### [TASK DESCRIPTION]
Write out all lines holding the word "Corporate".

+++ INPUT +++

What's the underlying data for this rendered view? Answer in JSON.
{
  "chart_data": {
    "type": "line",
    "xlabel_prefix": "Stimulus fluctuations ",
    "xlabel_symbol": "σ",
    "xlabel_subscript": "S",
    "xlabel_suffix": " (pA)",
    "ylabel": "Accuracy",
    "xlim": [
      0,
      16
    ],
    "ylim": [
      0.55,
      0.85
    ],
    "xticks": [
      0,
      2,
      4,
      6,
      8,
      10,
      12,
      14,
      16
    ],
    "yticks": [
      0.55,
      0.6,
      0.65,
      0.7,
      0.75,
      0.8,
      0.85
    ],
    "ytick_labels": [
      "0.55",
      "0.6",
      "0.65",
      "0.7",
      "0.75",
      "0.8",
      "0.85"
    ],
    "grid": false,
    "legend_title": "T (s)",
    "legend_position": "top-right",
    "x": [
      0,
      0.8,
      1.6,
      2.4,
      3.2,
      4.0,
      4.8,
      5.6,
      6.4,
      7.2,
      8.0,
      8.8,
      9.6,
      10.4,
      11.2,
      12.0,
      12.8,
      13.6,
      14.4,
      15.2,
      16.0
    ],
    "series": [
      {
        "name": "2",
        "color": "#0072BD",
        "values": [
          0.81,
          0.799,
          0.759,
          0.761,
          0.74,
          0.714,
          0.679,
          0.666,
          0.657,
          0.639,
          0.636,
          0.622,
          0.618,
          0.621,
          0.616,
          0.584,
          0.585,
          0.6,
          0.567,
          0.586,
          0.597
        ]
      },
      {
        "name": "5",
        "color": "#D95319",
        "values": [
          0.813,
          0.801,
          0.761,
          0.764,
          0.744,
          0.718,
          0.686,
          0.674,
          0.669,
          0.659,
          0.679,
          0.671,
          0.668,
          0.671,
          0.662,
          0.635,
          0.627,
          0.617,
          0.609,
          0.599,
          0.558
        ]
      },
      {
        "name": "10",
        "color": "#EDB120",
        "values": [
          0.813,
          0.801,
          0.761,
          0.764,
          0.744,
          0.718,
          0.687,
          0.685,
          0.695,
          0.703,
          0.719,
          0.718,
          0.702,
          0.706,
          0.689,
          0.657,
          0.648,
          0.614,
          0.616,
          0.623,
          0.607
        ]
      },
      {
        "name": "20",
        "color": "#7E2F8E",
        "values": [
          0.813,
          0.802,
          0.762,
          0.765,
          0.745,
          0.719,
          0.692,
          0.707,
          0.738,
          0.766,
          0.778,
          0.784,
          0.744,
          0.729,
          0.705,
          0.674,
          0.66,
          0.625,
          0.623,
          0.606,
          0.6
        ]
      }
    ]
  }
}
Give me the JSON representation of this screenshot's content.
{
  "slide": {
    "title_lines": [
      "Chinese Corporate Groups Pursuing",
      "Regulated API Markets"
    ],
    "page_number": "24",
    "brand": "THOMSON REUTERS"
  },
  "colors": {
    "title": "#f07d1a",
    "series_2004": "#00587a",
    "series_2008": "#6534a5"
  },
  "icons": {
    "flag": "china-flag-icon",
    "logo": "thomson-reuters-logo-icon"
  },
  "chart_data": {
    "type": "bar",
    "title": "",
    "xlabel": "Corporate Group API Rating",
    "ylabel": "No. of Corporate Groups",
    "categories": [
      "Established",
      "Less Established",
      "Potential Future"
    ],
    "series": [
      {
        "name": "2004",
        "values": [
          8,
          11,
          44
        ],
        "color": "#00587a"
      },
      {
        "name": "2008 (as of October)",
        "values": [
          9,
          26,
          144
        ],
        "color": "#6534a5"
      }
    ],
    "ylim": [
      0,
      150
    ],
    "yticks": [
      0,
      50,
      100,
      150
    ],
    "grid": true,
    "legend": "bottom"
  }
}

+++

### [TASK RESPONSE]
      "Chinese Corporate Groups Pursuing",
    "xlabel": "Corporate Group API Rating",
    "ylabel": "No. of Corporate Groups",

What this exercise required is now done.